BEGIN Given data
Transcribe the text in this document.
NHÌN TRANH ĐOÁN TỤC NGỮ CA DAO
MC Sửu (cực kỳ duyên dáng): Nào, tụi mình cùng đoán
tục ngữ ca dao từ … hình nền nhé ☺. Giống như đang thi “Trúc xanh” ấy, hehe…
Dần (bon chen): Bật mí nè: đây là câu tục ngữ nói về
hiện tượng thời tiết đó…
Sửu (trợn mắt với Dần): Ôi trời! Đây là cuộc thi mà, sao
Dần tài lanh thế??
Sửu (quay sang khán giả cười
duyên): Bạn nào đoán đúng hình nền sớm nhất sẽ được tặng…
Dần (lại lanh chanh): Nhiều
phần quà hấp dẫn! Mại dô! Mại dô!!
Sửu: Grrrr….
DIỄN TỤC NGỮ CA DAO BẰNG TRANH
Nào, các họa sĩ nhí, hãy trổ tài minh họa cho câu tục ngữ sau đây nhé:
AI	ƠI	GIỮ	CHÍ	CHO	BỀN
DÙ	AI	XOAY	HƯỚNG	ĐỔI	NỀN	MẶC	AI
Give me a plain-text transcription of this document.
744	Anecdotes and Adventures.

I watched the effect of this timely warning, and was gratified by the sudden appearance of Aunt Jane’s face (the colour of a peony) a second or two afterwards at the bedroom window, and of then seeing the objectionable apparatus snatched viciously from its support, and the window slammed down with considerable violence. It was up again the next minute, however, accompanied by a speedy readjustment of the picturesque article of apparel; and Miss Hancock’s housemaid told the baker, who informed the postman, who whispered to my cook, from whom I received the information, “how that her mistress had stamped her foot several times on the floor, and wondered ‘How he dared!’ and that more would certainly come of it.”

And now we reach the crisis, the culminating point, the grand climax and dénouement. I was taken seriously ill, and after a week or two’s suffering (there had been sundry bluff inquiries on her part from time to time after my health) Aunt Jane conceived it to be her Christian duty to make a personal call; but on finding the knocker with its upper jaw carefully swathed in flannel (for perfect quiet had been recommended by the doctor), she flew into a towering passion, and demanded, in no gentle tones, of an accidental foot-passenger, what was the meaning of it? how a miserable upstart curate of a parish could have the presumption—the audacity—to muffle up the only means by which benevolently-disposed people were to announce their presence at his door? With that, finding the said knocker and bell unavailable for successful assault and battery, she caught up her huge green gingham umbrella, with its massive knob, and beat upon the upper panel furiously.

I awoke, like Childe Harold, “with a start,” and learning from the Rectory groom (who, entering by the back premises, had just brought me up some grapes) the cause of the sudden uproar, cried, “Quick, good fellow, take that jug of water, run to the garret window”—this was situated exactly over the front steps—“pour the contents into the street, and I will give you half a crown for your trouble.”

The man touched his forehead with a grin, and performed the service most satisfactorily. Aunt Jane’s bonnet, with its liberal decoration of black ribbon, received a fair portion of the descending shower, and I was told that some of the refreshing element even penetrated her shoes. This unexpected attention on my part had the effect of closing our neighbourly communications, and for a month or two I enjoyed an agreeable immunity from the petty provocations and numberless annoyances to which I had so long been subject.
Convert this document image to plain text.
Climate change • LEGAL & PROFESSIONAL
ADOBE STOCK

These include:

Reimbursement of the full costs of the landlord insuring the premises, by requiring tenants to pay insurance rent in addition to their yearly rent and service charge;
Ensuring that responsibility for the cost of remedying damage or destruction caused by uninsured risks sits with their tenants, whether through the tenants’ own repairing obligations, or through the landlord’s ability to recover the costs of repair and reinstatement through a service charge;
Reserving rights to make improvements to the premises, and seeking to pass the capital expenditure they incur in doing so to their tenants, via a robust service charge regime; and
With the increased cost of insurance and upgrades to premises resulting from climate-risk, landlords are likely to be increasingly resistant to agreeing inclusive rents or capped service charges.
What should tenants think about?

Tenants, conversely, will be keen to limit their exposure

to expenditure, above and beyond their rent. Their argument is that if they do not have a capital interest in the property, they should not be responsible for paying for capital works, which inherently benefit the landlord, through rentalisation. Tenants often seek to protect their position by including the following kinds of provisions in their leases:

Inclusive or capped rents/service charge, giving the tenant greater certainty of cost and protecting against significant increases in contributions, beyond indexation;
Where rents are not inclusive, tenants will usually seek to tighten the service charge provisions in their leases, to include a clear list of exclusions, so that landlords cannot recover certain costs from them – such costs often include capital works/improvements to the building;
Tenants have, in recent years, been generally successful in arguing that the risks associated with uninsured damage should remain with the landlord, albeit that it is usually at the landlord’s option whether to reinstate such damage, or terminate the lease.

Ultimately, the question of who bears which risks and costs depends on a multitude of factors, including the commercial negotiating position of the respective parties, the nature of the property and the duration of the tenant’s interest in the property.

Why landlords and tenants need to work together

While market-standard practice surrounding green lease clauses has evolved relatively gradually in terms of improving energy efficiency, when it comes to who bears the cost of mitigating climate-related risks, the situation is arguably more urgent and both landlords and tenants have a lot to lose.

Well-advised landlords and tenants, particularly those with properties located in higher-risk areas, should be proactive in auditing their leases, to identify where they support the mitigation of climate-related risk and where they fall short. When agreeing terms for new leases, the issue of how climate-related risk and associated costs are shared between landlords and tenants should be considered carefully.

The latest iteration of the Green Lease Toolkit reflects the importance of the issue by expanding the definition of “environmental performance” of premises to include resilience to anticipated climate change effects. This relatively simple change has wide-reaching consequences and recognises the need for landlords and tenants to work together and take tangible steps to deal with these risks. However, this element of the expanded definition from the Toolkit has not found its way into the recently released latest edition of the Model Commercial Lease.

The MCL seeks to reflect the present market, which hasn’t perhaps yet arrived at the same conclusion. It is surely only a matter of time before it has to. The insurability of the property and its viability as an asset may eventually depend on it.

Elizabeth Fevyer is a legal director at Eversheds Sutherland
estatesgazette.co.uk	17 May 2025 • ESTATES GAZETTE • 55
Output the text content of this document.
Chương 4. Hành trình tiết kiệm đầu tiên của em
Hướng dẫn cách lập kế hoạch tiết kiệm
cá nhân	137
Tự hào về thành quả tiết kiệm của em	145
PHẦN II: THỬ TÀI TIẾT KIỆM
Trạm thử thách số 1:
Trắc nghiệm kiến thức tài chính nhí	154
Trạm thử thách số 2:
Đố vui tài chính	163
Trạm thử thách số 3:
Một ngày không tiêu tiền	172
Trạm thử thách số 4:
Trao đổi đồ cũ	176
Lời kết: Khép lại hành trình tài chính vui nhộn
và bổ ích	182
END Given data
- _Set task_:
Write out the complete set of records exactly as given.

- _Output of the exercise_:
Transcribe the text in this document.
NHÌN TRANH ĐOÁN TỤC NGỮ CA DAO
MC Sửu (cực kỳ duyên dáng): Nào, tụi mình cùng đoán
tục ngữ ca dao từ … hình nền nhé ☺. Giống như đang thi “Trúc xanh” ấy, hehe…
Dần (bon chen): Bật mí nè: đây là câu tục ngữ nói về
hiện tượng thời tiết đó…
Sửu (trợn mắt với Dần): Ôi trời! Đây là cuộc thi mà, sao
Dần tài lanh thế??
Sửu (quay sang khán giả cười
duyên): Bạn nào đoán đúng hình nền sớm nhất sẽ được tặng…
Dần (lại lanh chanh): Nhiều
phần quà hấp dẫn! Mại dô! Mại dô!!
Sửu: Grrrr….
DIỄN TỤC NGỮ CA DAO BẰNG TRANH
Nào, các họa sĩ nhí, hãy trổ tài minh họa cho câu tục ngữ sau đây nhé:
AI	ƠI	GIỮ	CHÍ	CHO	BỀN
DÙ	AI	XOAY	HƯỚNG	ĐỔI	NỀN	MẶC	AI
Give me a plain-text transcription of this document.
744	Anecdotes and Adventures.

I watched the effect of this timely warning, and was gratified by the sudden appearance of Aunt Jane’s face (the colour of a peony) a second or two afterwards at the bedroom window, and of then seeing the objectionable apparatus snatched viciously from its support, and the window slammed down with considerable violence. It was up again the next minute, however, accompanied by a speedy readjustment of the picturesque article of apparel; and Miss Hancock’s housemaid told the baker, who informed the postman, who whispered to my cook, from whom I received the information, “how that her mistress had stamped her foot several times on the floor, and wondered ‘How he dared!’ and that more would certainly come of it.”

And now we reach the crisis, the culminating point, the grand climax and dénouement. I was taken seriously ill, and after a week or two’s suffering (there had been sundry bluff inquiries on her part from time to time after my health) Aunt Jane conceived it to be her Christian duty to make a personal call; but on finding the knocker with its upper jaw carefully swathed in flannel (for perfect quiet had been recommended by the doctor), she flew into a towering passion, and demanded, in no gentle tones, of an accidental foot-passenger, what was the meaning of it? how a miserable upstart curate of a parish could have the presumption—the audacity—to muffle up the only means by which benevolently-disposed people were to announce their presence at his door? With that, finding the said knocker and bell unavailable for successful assault and battery, she caught up her huge green gingham umbrella, with its massive knob, and beat upon the upper panel furiously.

I awoke, like Childe Harold, “with a start,” and learning from the Rectory groom (who, entering by the back premises, had just brought me up some grapes) the cause of the sudden uproar, cried, “Quick, good fellow, take that jug of water, run to the garret window”—this was situated exactly over the front steps—“pour the contents into the street, and I will give you half a crown for your trouble.”

The man touched his forehead with a grin, and performed the service most satisfactorily. Aunt Jane’s bonnet, with its liberal decoration of black ribbon, received a fair portion of the descending shower, and I was told that some of the refreshing element even penetrated her shoes. This unexpected attention on my part had the effect of closing our neighbourly communications, and for a month or two I enjoyed an agreeable immunity from the petty provocations and numberless annoyances to which I had so long been subject.
Convert this document image to plain text.
Climate change • LEGAL & PROFESSIONAL
ADOBE STOCK

These include:

Reimbursement of the full costs of the landlord insuring the premises, by requiring tenants to pay insurance rent in addition to their yearly rent and service charge;
Ensuring that responsibility for the cost of remedying damage or destruction caused by uninsured risks sits with their tenants, whether through the tenants’ own repairing obligations, or through the landlord’s ability to recover the costs of repair and reinstatement through a service charge;
Reserving rights to make improvements to the premises, and seeking to pass the capital expenditure they incur in doing so to their tenants, via a robust service charge regime; and
With the increased cost of insurance and upgrades to premises resulting from climate-risk, landlords are likely to be increasingly resistant to agreeing inclusive rents or capped service charges.
What should tenants think about?

Tenants, conversely, will be keen to limit their exposure

to expenditure, above and beyond their rent. Their argument is that if they do not have a capital interest in the property, they should not be responsible for paying for capital works, which inherently benefit the landlord, through rentalisation. Tenants often seek to protect their position by including the following kinds of provisions in their leases:

Inclusive or capped rents/service charge, giving the tenant greater certainty of cost and protecting against significant increases in contributions, beyond indexation;
Where rents are not inclusive, tenants will usually seek to tighten the service charge provisions in their leases, to include a clear list of exclusions, so that landlords cannot recover certain costs from them – such costs often include capital works/improvements to the building;
Tenants have, in recent years, been generally successful in arguing that the risks associated with uninsured damage should remain with the landlord, albeit that it is usually at the landlord’s option whether to reinstate such damage, or terminate the lease.

Ultimately, the question of who bears which risks and costs depends on a multitude of factors, including the commercial negotiating position of the respective parties, the nature of the property and the duration of the tenant’s interest in the property.

Why landlords and tenants need to work together

While market-standard practice surrounding green lease clauses has evolved relatively gradually in terms of improving energy efficiency, when it comes to who bears the cost of mitigating climate-related risks, the situation is arguably more urgent and both landlords and tenants have a lot to lose.

Well-advised landlords and tenants, particularly those with properties located in higher-risk areas, should be proactive in auditing their leases, to identify where they support the mitigation of climate-related risk and where they fall short. When agreeing terms for new leases, the issue of how climate-related risk and associated costs are shared between landlords and tenants should be considered carefully.

The latest iteration of the Green Lease Toolkit reflects the importance of the issue by expanding the definition of “environmental performance” of premises to include resilience to anticipated climate change effects. This relatively simple change has wide-reaching consequences and recognises the need for landlords and tenants to work together and take tangible steps to deal with these risks. However, this element of the expanded definition from the Toolkit has not found its way into the recently released latest edition of the Model Commercial Lease.

The MCL seeks to reflect the present market, which hasn’t perhaps yet arrived at the same conclusion. It is surely only a matter of time before it has to. The insurability of the property and its viability as an asset may eventually depend on it.

Elizabeth Fevyer is a legal director at Eversheds Sutherland
estatesgazette.co.uk	17 May 2025 • ESTATES GAZETTE • 55
Output the text content of this document.
Chương 4. Hành trình tiết kiệm đầu tiên của em
Hướng dẫn cách lập kế hoạch tiết kiệm
cá nhân	137
Tự hào về thành quả tiết kiệm của em	145
PHẦN II: THỬ TÀI TIẾT KIỆM
Trạm thử thách số 1:
Trắc nghiệm kiến thức tài chính nhí	154
Trạm thử thách số 2:
Đố vui tài chính	163
Trạm thử thách số 3:
Một ngày không tiêu tiền	172
Trạm thử thách số 4:
Trao đổi đồ cũ	176
Lời kết: Khép lại hành trình tài chính vui nhộn
và bổ ích	182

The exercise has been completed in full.